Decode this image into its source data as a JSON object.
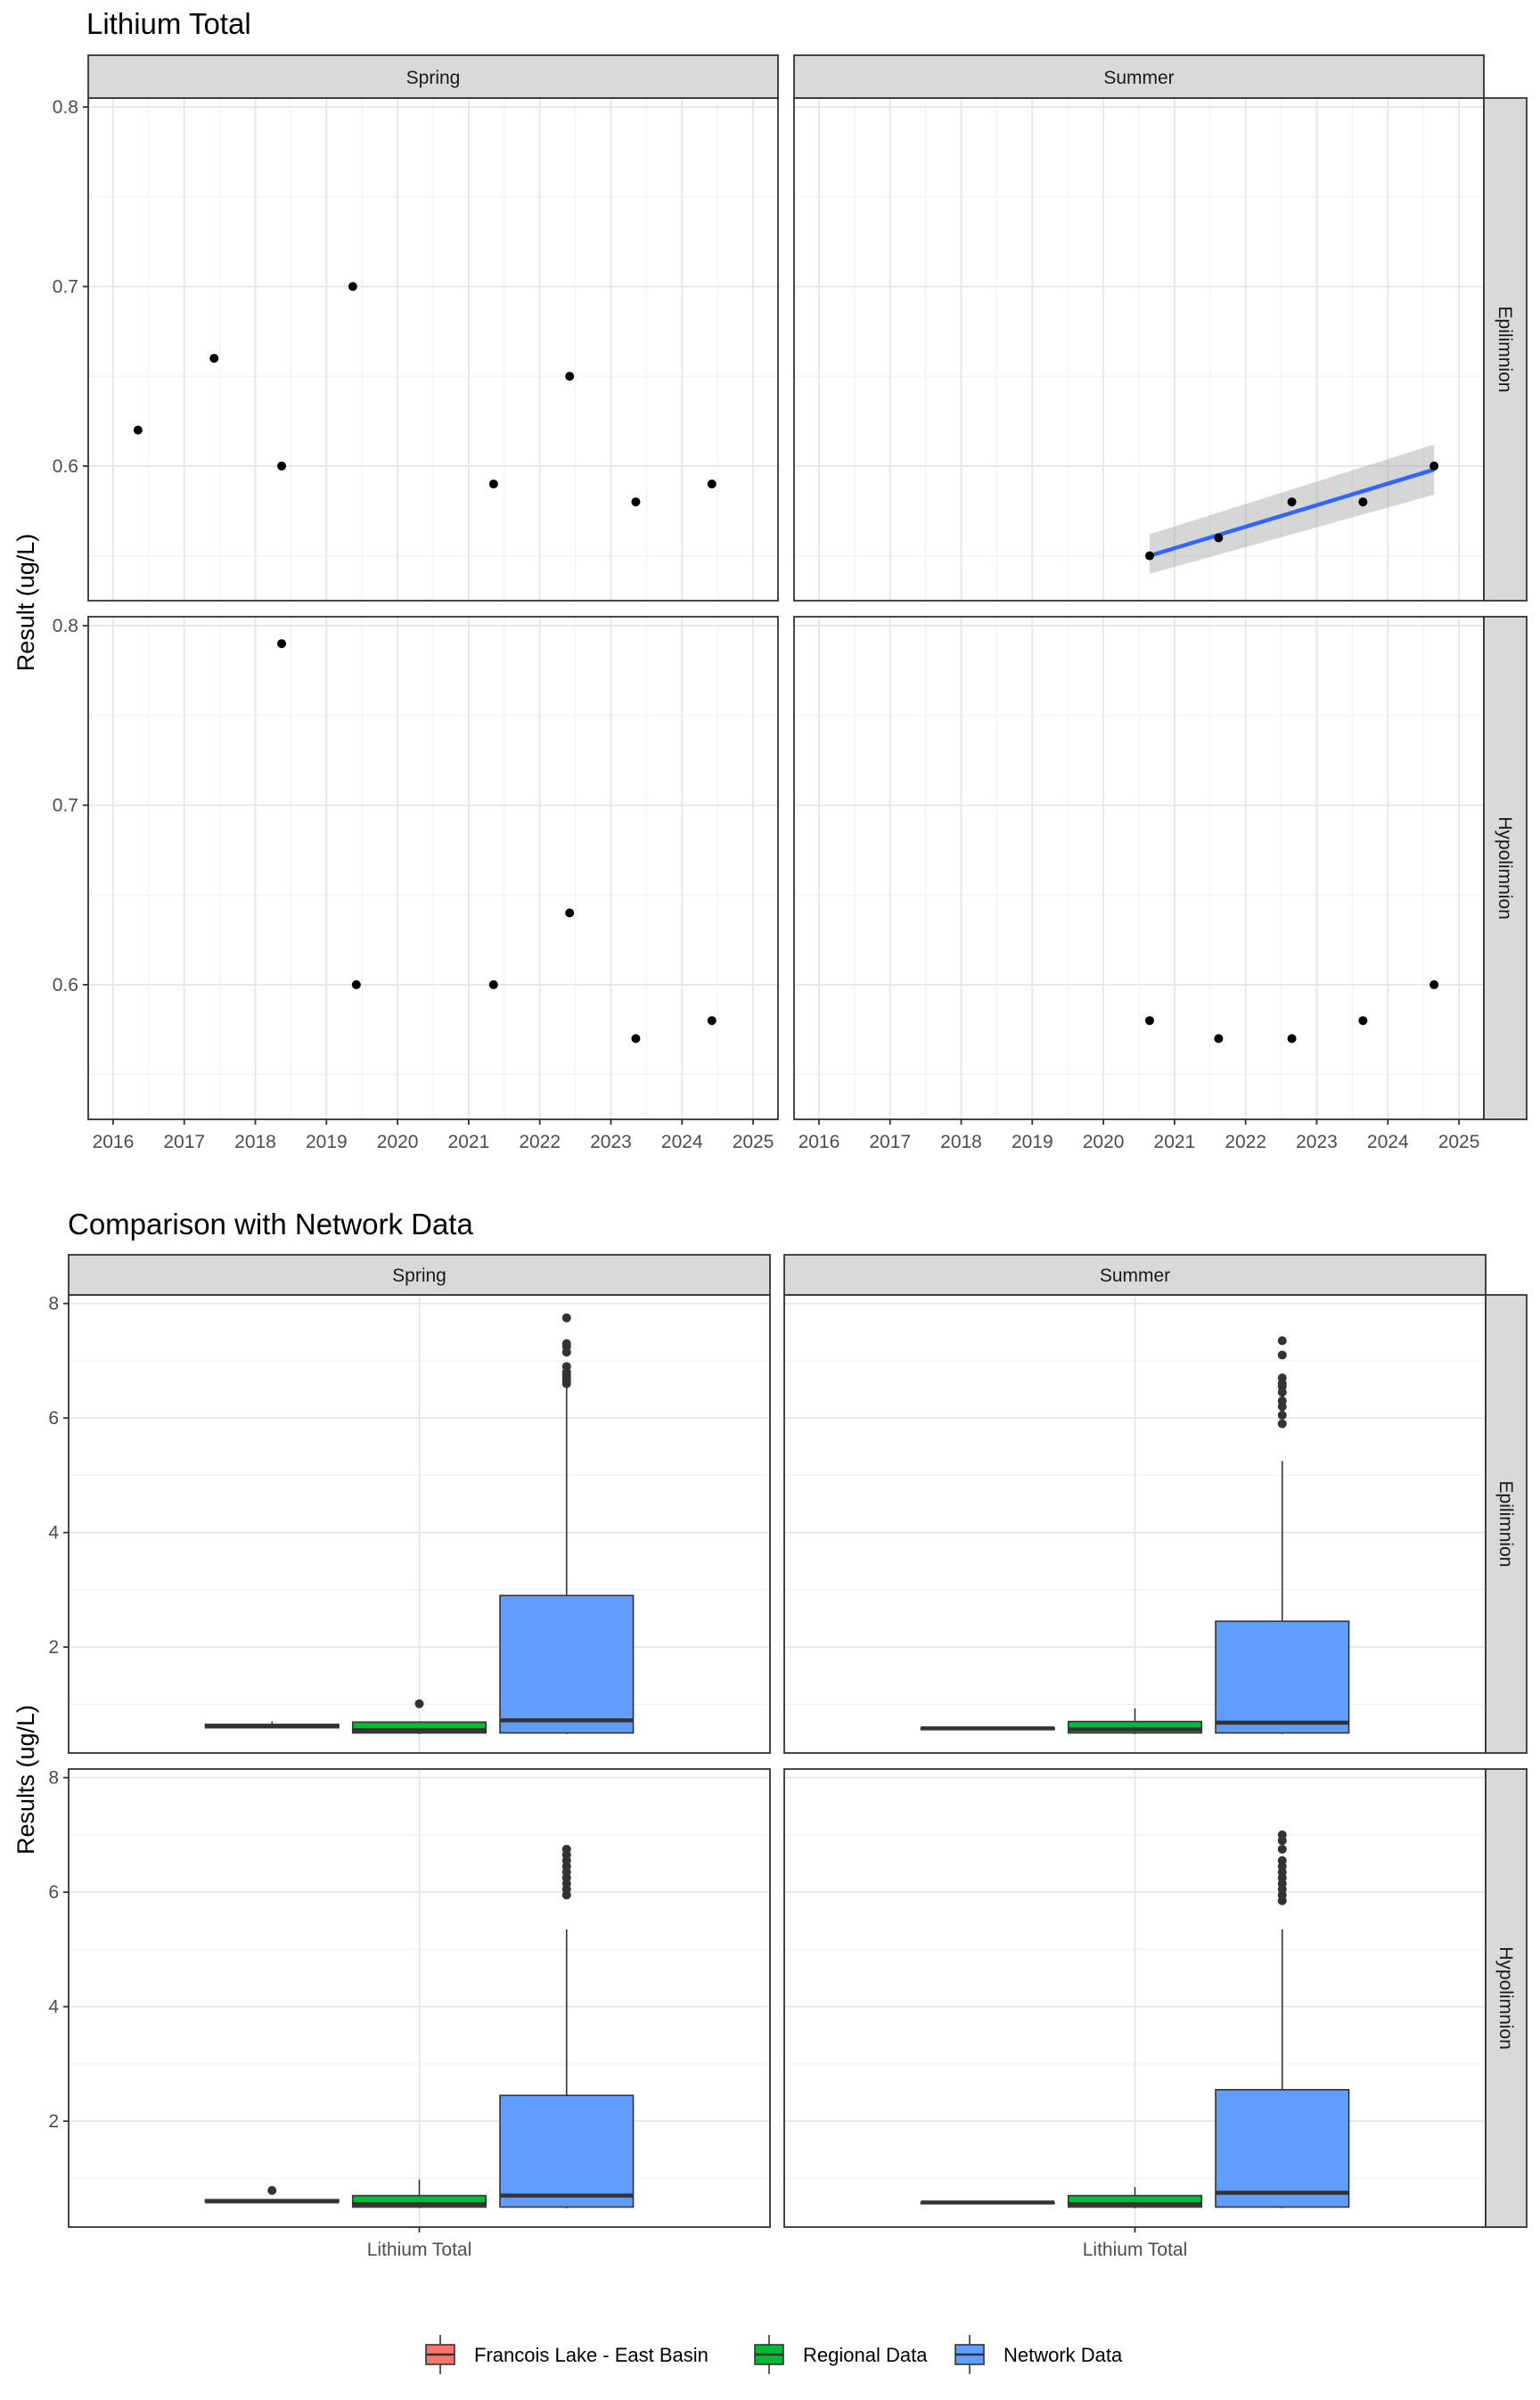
{
  "chart_data": [
    {
      "type": "scatter",
      "title": "Lithium Total",
      "ylabel": "Result (ug/L)",
      "xlabel": "",
      "facet_columns": [
        "Spring",
        "Summer"
      ],
      "facet_rows": [
        "Epilimnion",
        "Hypolimnion"
      ],
      "xlim": [
        2015.65,
        2025.35
      ],
      "x_ticks": [
        2016,
        2017,
        2018,
        2019,
        2020,
        2021,
        2022,
        2023,
        2024,
        2025
      ],
      "ylim": [
        0.525,
        0.805
      ],
      "y_ticks": [
        0.6,
        0.7,
        0.8
      ],
      "grid": true,
      "panels": [
        {
          "column": "Spring",
          "row": "Epilimnion",
          "points": [
            {
              "x": 2016.35,
              "y": 0.62
            },
            {
              "x": 2017.42,
              "y": 0.66
            },
            {
              "x": 2018.37,
              "y": 0.6
            },
            {
              "x": 2019.37,
              "y": 0.7
            },
            {
              "x": 2021.35,
              "y": 0.59
            },
            {
              "x": 2022.42,
              "y": 0.65
            },
            {
              "x": 2023.35,
              "y": 0.58
            },
            {
              "x": 2024.42,
              "y": 0.59
            }
          ]
        },
        {
          "column": "Summer",
          "row": "Epilimnion",
          "points": [
            {
              "x": 2020.65,
              "y": 0.55
            },
            {
              "x": 2021.62,
              "y": 0.56
            },
            {
              "x": 2022.65,
              "y": 0.58
            },
            {
              "x": 2023.65,
              "y": 0.58
            },
            {
              "x": 2024.65,
              "y": 0.6
            }
          ],
          "trend": {
            "x": [
              2020.65,
              2024.65
            ],
            "y": [
              0.55,
              0.598
            ],
            "ci_low": [
              0.54,
              0.584
            ],
            "ci_high": [
              0.562,
              0.612
            ],
            "color": "#3366FF"
          }
        },
        {
          "column": "Spring",
          "row": "Hypolimnion",
          "points": [
            {
              "x": 2018.37,
              "y": 0.79
            },
            {
              "x": 2019.42,
              "y": 0.6
            },
            {
              "x": 2021.35,
              "y": 0.6
            },
            {
              "x": 2022.42,
              "y": 0.64
            },
            {
              "x": 2023.35,
              "y": 0.57
            },
            {
              "x": 2024.42,
              "y": 0.58
            }
          ]
        },
        {
          "column": "Summer",
          "row": "Hypolimnion",
          "points": [
            {
              "x": 2020.65,
              "y": 0.58
            },
            {
              "x": 2021.62,
              "y": 0.57
            },
            {
              "x": 2022.65,
              "y": 0.57
            },
            {
              "x": 2023.65,
              "y": 0.58
            },
            {
              "x": 2024.65,
              "y": 0.6
            }
          ]
        }
      ]
    },
    {
      "type": "box",
      "title": "Comparison with Network Data",
      "ylabel": "Results (ug/L)",
      "xlabel": "",
      "category": "Lithium Total",
      "facet_columns": [
        "Spring",
        "Summer"
      ],
      "facet_rows": [
        "Epilimnion",
        "Hypolimnion"
      ],
      "ylim": [
        0.15,
        8.15
      ],
      "y_ticks": [
        2,
        4,
        6,
        8
      ],
      "grid": true,
      "legend_position": "bottom",
      "legend": [
        {
          "label": "Francois Lake - East Basin",
          "color": "#F8766D"
        },
        {
          "label": "Regional Data",
          "color": "#00BA38"
        },
        {
          "label": "Network Data",
          "color": "#619CFF"
        }
      ],
      "panels": [
        {
          "column": "Spring",
          "row": "Epilimnion",
          "boxes": [
            {
              "group": "Francois Lake - East Basin",
              "q1": 0.59,
              "median": 0.62,
              "q3": 0.65,
              "whisker_low": 0.58,
              "whisker_high": 0.7,
              "outliers": []
            },
            {
              "group": "Regional Data",
              "q1": 0.5,
              "median": 0.55,
              "q3": 0.69,
              "whisker_low": 0.48,
              "whisker_high": 0.7,
              "outliers": [
                1.01
              ]
            },
            {
              "group": "Network Data",
              "q1": 0.5,
              "median": 0.72,
              "q3": 2.9,
              "whisker_low": 0.48,
              "whisker_high": 6.55,
              "outliers": [
                6.6,
                6.65,
                6.7,
                6.75,
                6.8,
                6.9,
                7.15,
                7.25,
                7.3,
                7.75
              ]
            }
          ]
        },
        {
          "column": "Summer",
          "row": "Epilimnion",
          "boxes": [
            {
              "group": "Francois Lake - East Basin",
              "q1": 0.56,
              "median": 0.58,
              "q3": 0.59,
              "whisker_low": 0.55,
              "whisker_high": 0.6,
              "outliers": []
            },
            {
              "group": "Regional Data",
              "q1": 0.5,
              "median": 0.56,
              "q3": 0.7,
              "whisker_low": 0.48,
              "whisker_high": 0.93,
              "outliers": []
            },
            {
              "group": "Network Data",
              "q1": 0.5,
              "median": 0.68,
              "q3": 2.45,
              "whisker_low": 0.48,
              "whisker_high": 5.25,
              "outliers": [
                5.9,
                6.05,
                6.2,
                6.3,
                6.45,
                6.55,
                6.6,
                6.7,
                7.1,
                7.35
              ]
            }
          ]
        },
        {
          "column": "Spring",
          "row": "Hypolimnion",
          "boxes": [
            {
              "group": "Francois Lake - East Basin",
              "q1": 0.59,
              "median": 0.6,
              "q3": 0.63,
              "whisker_low": 0.57,
              "whisker_high": 0.64,
              "outliers": [
                0.79
              ]
            },
            {
              "group": "Regional Data",
              "q1": 0.5,
              "median": 0.55,
              "q3": 0.7,
              "whisker_low": 0.48,
              "whisker_high": 0.98,
              "outliers": []
            },
            {
              "group": "Network Data",
              "q1": 0.5,
              "median": 0.7,
              "q3": 2.45,
              "whisker_low": 0.48,
              "whisker_high": 5.35,
              "outliers": [
                5.95,
                6.05,
                6.15,
                6.25,
                6.35,
                6.45,
                6.55,
                6.65,
                6.75
              ]
            }
          ]
        },
        {
          "column": "Summer",
          "row": "Hypolimnion",
          "boxes": [
            {
              "group": "Francois Lake - East Basin",
              "q1": 0.57,
              "median": 0.58,
              "q3": 0.58,
              "whisker_low": 0.57,
              "whisker_high": 0.6,
              "outliers": []
            },
            {
              "group": "Regional Data",
              "q1": 0.5,
              "median": 0.55,
              "q3": 0.7,
              "whisker_low": 0.48,
              "whisker_high": 0.85,
              "outliers": []
            },
            {
              "group": "Network Data",
              "q1": 0.5,
              "median": 0.75,
              "q3": 2.55,
              "whisker_low": 0.48,
              "whisker_high": 5.35,
              "outliers": [
                5.85,
                5.95,
                6.05,
                6.15,
                6.25,
                6.35,
                6.45,
                6.55,
                6.75,
                6.9,
                7.0
              ]
            }
          ]
        }
      ]
    }
  ]
}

..............................

Aim of the task: Show all lines from the listing above in which "color" appears.

Written answer:
            "color": "#3366FF"
          "color": "#F8766D"
          "color": "#00BA38"
          "color": "#619CFF"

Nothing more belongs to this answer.